▸ What you are asked to do
Without omitting anything, return the records precisely as given.

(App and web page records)
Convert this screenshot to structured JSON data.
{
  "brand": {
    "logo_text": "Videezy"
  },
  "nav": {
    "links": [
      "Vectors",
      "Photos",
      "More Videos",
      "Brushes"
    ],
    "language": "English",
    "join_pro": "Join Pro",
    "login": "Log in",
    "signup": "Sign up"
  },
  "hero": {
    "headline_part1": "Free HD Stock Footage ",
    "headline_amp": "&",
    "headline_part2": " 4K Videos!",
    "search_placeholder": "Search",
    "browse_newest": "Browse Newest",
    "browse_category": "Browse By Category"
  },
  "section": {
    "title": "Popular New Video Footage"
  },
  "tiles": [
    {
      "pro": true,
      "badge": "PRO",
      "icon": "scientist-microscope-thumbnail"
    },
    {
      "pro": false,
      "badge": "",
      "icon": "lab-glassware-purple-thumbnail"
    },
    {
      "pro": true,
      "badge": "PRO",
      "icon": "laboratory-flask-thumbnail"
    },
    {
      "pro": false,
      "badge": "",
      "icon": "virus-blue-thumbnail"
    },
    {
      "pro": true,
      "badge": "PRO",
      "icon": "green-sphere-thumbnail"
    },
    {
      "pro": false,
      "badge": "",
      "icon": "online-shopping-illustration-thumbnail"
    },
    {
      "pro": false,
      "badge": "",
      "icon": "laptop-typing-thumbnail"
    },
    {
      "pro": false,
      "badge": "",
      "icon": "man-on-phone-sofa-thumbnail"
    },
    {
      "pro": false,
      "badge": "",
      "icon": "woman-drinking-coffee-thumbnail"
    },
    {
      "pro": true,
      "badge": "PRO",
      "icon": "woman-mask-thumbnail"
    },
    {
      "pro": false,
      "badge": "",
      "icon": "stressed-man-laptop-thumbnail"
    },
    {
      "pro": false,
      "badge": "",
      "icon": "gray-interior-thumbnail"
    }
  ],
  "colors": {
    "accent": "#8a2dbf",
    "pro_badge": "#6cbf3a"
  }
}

▸ Response area
Convert this screenshot to structured JSON data.
{
  "brand": {
    "logo_text": "Videezy"
  },
  "nav": {
    "links": [
      "Vectors",
      "Photos",
      "More Videos",
      "Brushes"
    ],
    "language": "English",
    "join_pro": "Join Pro",
    "login": "Log in",
    "signup": "Sign up"
  },
  "hero": {
    "headline_part1": "Free HD Stock Footage ",
    "headline_amp": "&",
    "headline_part2": " 4K Videos!",
    "search_placeholder": "Search",
    "browse_newest": "Browse Newest",
    "browse_category": "Browse By Category"
  },
  "section": {
    "title": "Popular New Video Footage"
  },
  "tiles": [
    {
      "pro": true,
      "badge": "PRO",
      "icon": "scientist-microscope-thumbnail"
    },
    {
      "pro": false,
      "badge": "",
      "icon": "lab-glassware-purple-thumbnail"
    },
    {
      "pro": true,
      "badge": "PRO",
      "icon": "laboratory-flask-thumbnail"
    },
    {
      "pro": false,
      "badge": "",
      "icon": "virus-blue-thumbnail"
    },
    {
      "pro": true,
      "badge": "PRO",
      "icon": "green-sphere-thumbnail"
    },
    {
      "pro": false,
      "badge": "",
      "icon": "online-shopping-illustration-thumbnail"
    },
    {
      "pro": false,
      "badge": "",
      "icon": "laptop-typing-thumbnail"
    },
    {
      "pro": false,
      "badge": "",
      "icon": "man-on-phone-sofa-thumbnail"
    },
    {
      "pro": false,
      "badge": "",
      "icon": "woman-drinking-coffee-thumbnail"
    },
    {
      "pro": true,
      "badge": "PRO",
      "icon": "woman-mask-thumbnail"
    },
    {
      "pro": false,
      "badge": "",
      "icon": "stressed-man-laptop-thumbnail"
    },
    {
      "pro": false,
      "badge": "",
      "icon": "gray-interior-thumbnail"
    }
  ],
  "colors": {
    "accent": "#8a2dbf",
    "pro_badge": "#6cbf3a"
  }
}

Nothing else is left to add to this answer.